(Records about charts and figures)
--- Begin ---

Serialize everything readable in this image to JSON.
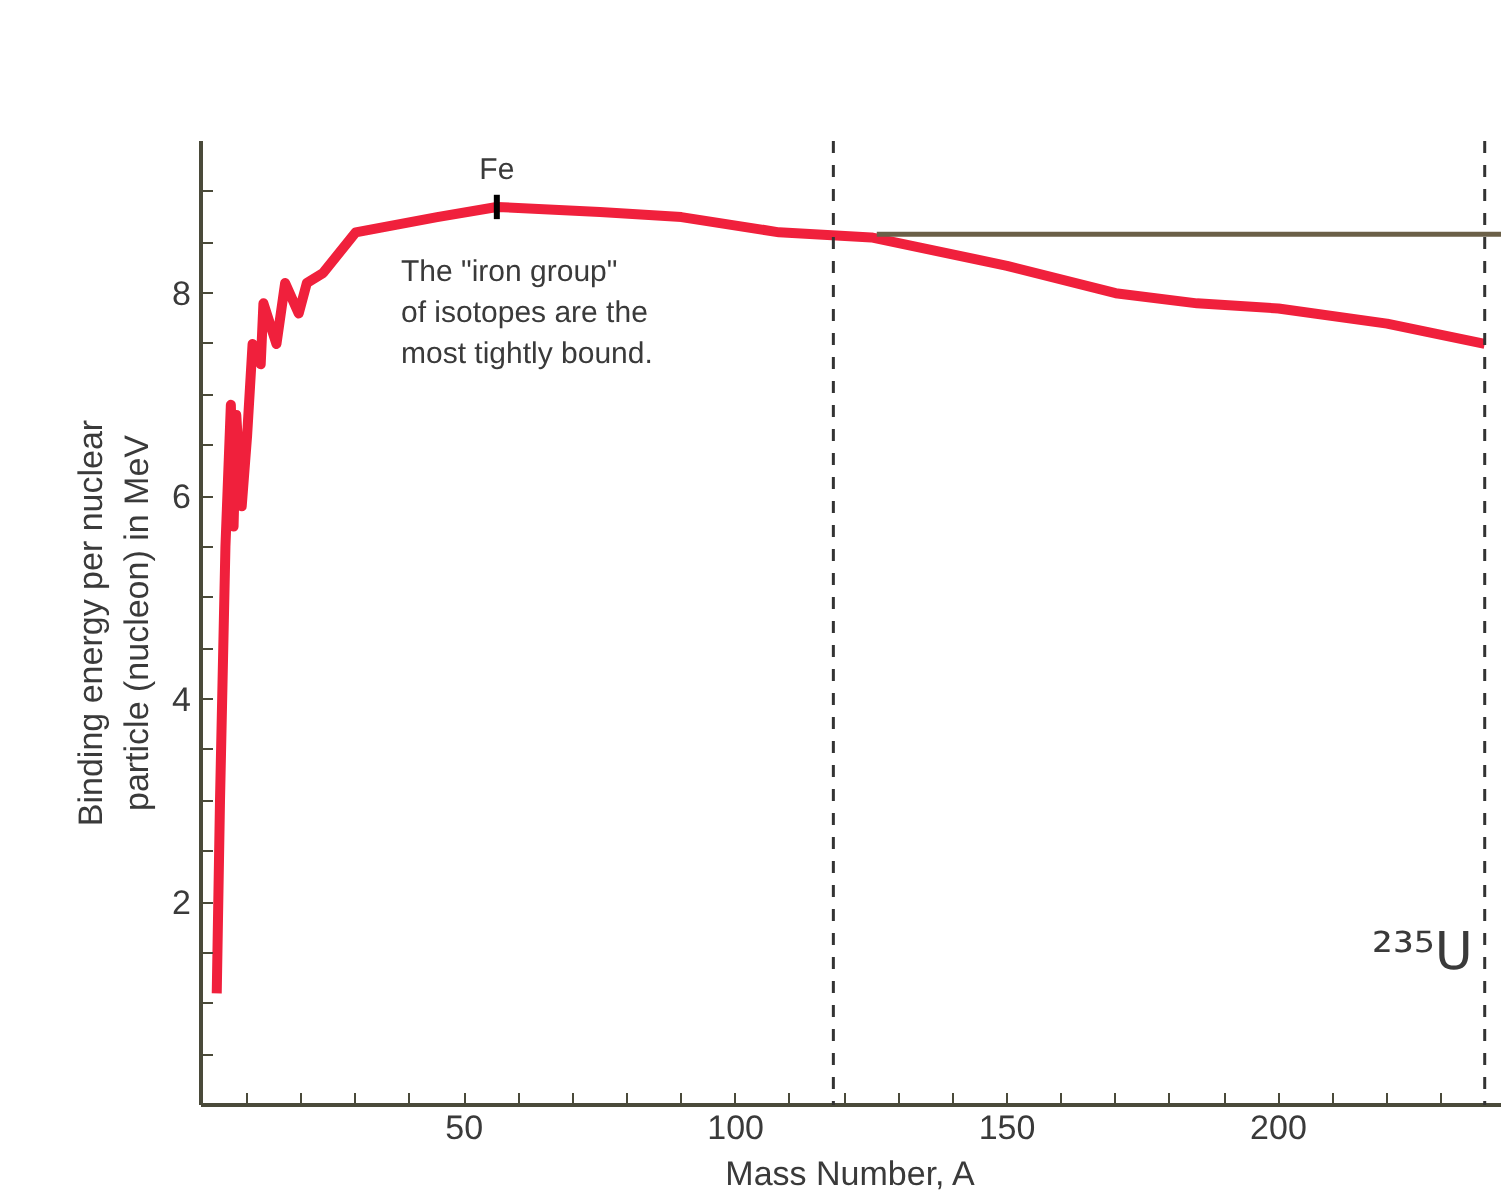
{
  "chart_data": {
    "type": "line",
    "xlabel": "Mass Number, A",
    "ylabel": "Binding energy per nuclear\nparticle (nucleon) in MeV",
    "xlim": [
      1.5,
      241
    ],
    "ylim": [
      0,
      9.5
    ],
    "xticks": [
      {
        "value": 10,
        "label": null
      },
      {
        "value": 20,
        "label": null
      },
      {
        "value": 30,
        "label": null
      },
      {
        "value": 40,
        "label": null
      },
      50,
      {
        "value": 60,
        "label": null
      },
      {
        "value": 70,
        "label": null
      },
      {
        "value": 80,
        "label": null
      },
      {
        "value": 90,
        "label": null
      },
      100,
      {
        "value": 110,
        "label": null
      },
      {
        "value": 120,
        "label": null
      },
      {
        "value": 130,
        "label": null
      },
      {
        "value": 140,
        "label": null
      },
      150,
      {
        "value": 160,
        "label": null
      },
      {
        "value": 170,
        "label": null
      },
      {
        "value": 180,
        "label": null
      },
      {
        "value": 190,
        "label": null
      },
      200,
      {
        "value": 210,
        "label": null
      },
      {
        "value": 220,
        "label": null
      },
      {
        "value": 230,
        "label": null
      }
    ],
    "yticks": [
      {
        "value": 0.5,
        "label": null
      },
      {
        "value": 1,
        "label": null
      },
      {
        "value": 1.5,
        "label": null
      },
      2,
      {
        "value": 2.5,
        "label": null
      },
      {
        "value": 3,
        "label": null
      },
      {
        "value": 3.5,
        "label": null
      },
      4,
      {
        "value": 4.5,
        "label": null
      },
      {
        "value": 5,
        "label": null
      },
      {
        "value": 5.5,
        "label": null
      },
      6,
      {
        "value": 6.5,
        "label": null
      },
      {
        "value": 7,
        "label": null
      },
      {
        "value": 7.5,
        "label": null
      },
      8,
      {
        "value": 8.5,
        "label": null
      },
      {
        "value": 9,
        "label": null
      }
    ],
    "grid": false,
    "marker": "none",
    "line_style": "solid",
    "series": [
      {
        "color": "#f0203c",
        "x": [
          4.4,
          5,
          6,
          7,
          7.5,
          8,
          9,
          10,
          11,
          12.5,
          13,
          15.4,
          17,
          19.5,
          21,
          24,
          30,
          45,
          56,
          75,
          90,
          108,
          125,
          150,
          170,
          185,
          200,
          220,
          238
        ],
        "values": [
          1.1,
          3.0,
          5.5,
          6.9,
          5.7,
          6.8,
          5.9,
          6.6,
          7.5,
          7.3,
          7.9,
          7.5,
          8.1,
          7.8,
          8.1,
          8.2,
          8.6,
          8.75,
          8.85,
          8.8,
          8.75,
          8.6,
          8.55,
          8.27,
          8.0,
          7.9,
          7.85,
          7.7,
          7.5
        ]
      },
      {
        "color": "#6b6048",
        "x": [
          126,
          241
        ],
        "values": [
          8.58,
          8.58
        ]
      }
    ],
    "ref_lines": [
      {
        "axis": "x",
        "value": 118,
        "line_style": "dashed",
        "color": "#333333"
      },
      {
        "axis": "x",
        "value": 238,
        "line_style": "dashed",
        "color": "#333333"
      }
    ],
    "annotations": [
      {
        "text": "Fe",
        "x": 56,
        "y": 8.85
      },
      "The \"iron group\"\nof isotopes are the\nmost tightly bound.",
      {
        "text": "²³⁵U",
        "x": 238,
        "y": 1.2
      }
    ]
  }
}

--- End ---

▶ _SET EXERCISE_
Repeat the entries exactly. Pictures are excluded from the copy.

▶ _RIGHT ANSWER_
Serialize everything readable in this image to JSON.
{
  "chart_data": {
    "type": "line",
    "xlabel": "Mass Number, A",
    "ylabel": "Binding energy per nuclear\nparticle (nucleon) in MeV",
    "xlim": [
      1.5,
      241
    ],
    "ylim": [
      0,
      9.5
    ],
    "xticks": [
      {
        "value": 10,
        "label": null
      },
      {
        "value": 20,
        "label": null
      },
      {
        "value": 30,
        "label": null
      },
      {
        "value": 40,
        "label": null
      },
      50,
      {
        "value": 60,
        "label": null
      },
      {
        "value": 70,
        "label": null
      },
      {
        "value": 80,
        "label": null
      },
      {
        "value": 90,
        "label": null
      },
      100,
      {
        "value": 110,
        "label": null
      },
      {
        "value": 120,
        "label": null
      },
      {
        "value": 130,
        "label": null
      },
      {
        "value": 140,
        "label": null
      },
      150,
      {
        "value": 160,
        "label": null
      },
      {
        "value": 170,
        "label": null
      },
      {
        "value": 180,
        "label": null
      },
      {
        "value": 190,
        "label": null
      },
      200,
      {
        "value": 210,
        "label": null
      },
      {
        "value": 220,
        "label": null
      },
      {
        "value": 230,
        "label": null
      }
    ],
    "yticks": [
      {
        "value": 0.5,
        "label": null
      },
      {
        "value": 1,
        "label": null
      },
      {
        "value": 1.5,
        "label": null
      },
      2,
      {
        "value": 2.5,
        "label": null
      },
      {
        "value": 3,
        "label": null
      },
      {
        "value": 3.5,
        "label": null
      },
      4,
      {
        "value": 4.5,
        "label": null
      },
      {
        "value": 5,
        "label": null
      },
      {
        "value": 5.5,
        "label": null
      },
      6,
      {
        "value": 6.5,
        "label": null
      },
      {
        "value": 7,
        "label": null
      },
      {
        "value": 7.5,
        "label": null
      },
      8,
      {
        "value": 8.5,
        "label": null
      },
      {
        "value": 9,
        "label": null
      }
    ],
    "grid": false,
    "marker": "none",
    "line_style": "solid",
    "series": [
      {
        "color": "#f0203c",
        "x": [
          4.4,
          5,
          6,
          7,
          7.5,
          8,
          9,
          10,
          11,
          12.5,
          13,
          15.4,
          17,
          19.5,
          21,
          24,
          30,
          45,
          56,
          75,
          90,
          108,
          125,
          150,
          170,
          185,
          200,
          220,
          238
        ],
        "values": [
          1.1,
          3.0,
          5.5,
          6.9,
          5.7,
          6.8,
          5.9,
          6.6,
          7.5,
          7.3,
          7.9,
          7.5,
          8.1,
          7.8,
          8.1,
          8.2,
          8.6,
          8.75,
          8.85,
          8.8,
          8.75,
          8.6,
          8.55,
          8.27,
          8.0,
          7.9,
          7.85,
          7.7,
          7.5
        ]
      },
      {
        "color": "#6b6048",
        "x": [
          126,
          241
        ],
        "values": [
          8.58,
          8.58
        ]
      }
    ],
    "ref_lines": [
      {
        "axis": "x",
        "value": 118,
        "line_style": "dashed",
        "color": "#333333"
      },
      {
        "axis": "x",
        "value": 238,
        "line_style": "dashed",
        "color": "#333333"
      }
    ],
    "annotations": [
      {
        "text": "Fe",
        "x": 56,
        "y": 8.85
      },
      "The \"iron group\"\nof isotopes are the\nmost tightly bound.",
      {
        "text": "²³⁵U",
        "x": 238,
        "y": 1.2
      }
    ]
  }
}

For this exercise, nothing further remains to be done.